GIVEN RECORDS >>
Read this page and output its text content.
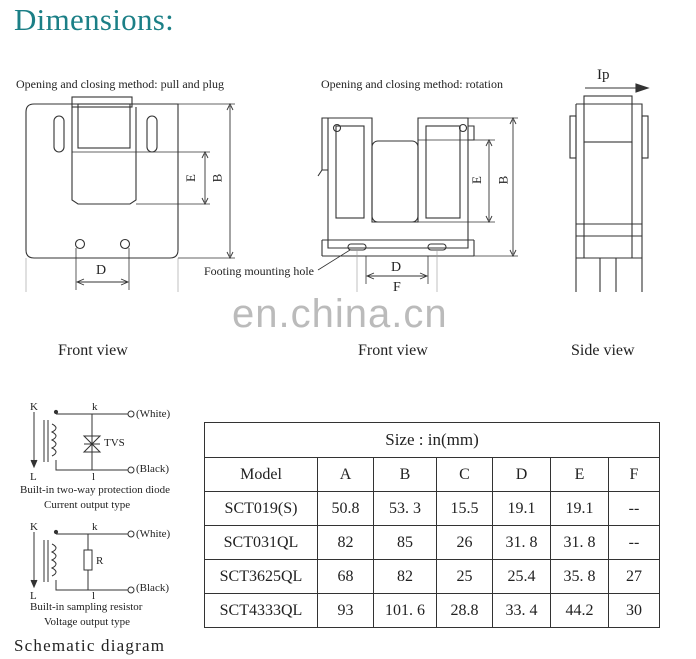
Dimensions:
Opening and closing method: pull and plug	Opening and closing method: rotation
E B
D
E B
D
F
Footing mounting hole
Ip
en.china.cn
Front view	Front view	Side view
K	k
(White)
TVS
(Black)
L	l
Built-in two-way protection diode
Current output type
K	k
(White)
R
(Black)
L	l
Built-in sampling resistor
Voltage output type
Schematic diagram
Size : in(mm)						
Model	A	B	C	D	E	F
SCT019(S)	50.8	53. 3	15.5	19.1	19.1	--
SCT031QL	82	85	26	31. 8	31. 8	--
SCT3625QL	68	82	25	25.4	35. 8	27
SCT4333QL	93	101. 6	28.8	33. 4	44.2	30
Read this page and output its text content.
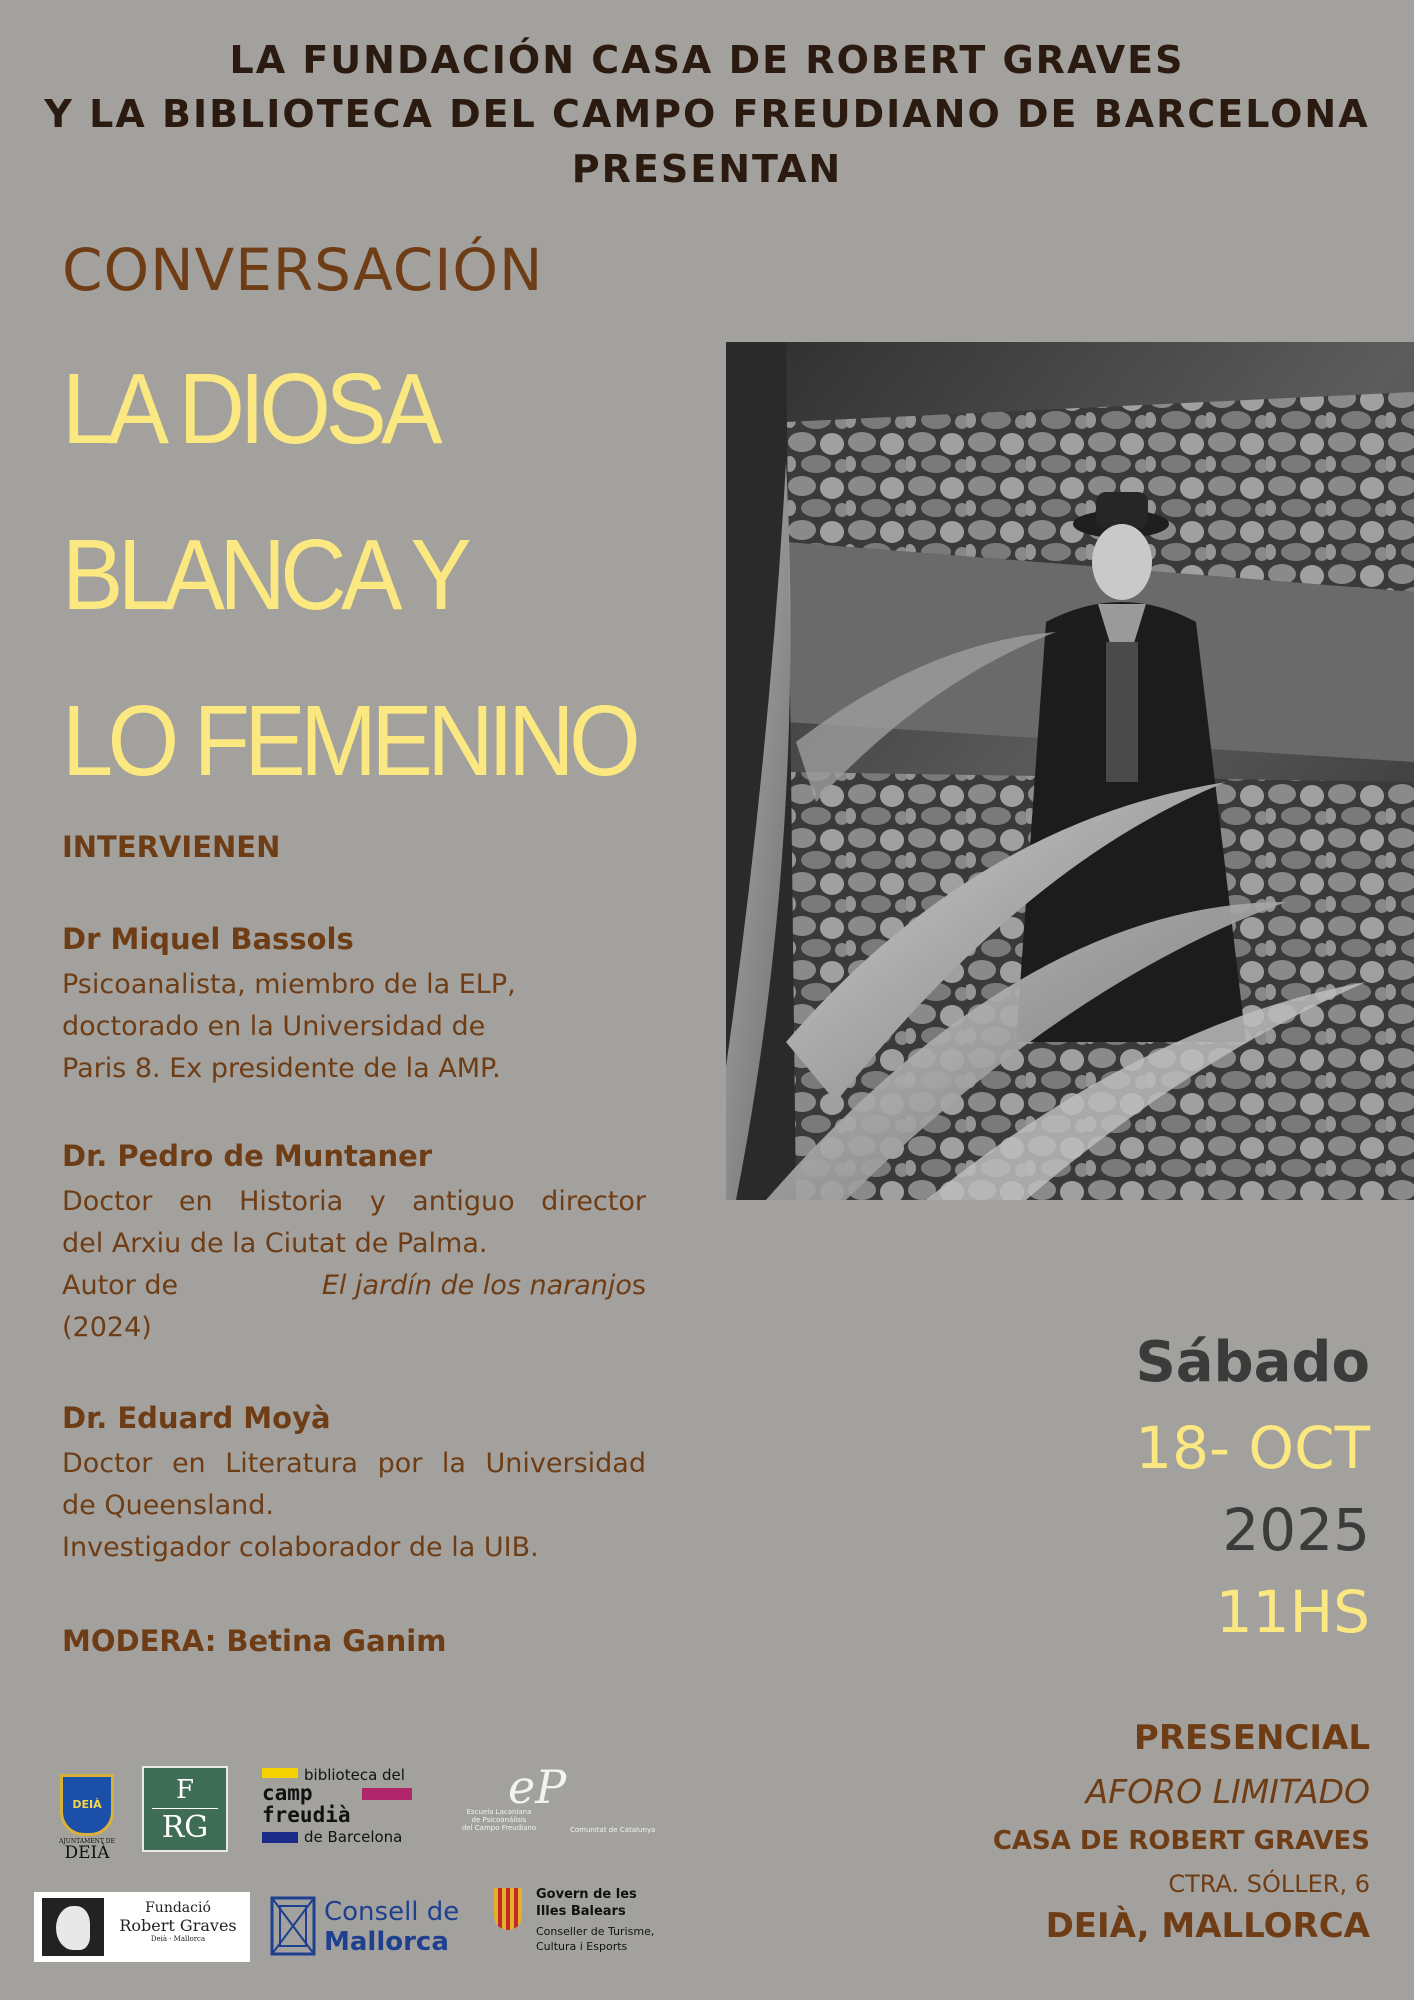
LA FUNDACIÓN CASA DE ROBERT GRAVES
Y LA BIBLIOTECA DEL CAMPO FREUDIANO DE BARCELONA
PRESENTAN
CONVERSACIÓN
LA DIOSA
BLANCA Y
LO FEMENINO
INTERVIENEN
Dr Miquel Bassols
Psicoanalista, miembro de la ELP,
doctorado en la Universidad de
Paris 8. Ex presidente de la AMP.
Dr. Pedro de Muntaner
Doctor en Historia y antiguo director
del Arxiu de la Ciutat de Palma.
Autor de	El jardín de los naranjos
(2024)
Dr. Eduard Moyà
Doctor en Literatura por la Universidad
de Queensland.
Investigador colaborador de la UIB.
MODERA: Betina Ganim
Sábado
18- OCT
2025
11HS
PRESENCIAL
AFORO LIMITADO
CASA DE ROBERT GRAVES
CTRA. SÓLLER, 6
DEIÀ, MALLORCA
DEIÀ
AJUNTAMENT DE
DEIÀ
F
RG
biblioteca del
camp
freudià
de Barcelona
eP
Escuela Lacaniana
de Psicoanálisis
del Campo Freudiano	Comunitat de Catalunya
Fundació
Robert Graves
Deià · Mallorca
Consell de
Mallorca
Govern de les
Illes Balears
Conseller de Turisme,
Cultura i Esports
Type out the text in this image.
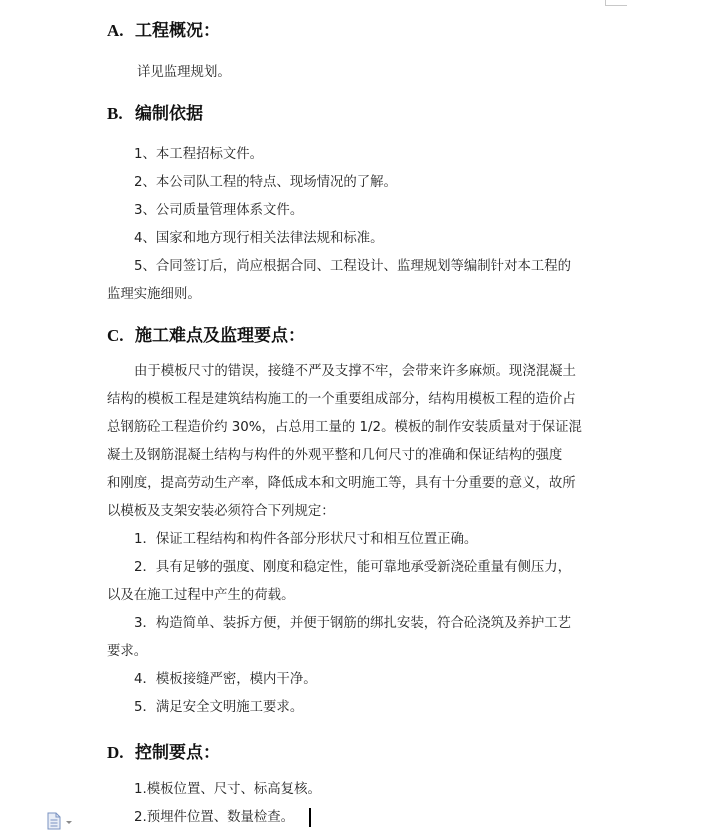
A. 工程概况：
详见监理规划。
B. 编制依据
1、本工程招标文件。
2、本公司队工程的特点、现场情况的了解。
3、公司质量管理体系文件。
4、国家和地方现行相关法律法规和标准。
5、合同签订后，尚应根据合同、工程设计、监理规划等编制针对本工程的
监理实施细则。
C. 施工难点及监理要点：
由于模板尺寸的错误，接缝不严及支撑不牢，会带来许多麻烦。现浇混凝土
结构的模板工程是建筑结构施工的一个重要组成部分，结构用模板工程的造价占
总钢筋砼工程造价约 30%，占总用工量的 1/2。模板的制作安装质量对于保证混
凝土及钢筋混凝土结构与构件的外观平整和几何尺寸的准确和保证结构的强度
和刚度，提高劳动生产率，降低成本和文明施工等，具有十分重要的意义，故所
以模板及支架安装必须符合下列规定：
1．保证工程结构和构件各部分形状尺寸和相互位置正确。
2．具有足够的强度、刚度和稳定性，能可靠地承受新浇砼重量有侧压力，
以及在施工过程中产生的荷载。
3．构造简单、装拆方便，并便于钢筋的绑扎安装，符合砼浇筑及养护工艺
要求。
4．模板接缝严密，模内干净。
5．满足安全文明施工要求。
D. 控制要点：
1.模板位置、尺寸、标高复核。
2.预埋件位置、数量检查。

TASK OBJECTIVE >>
Check each line of the data above for the string "output" and report only how many lines have it.

FINISHED TASK >>
4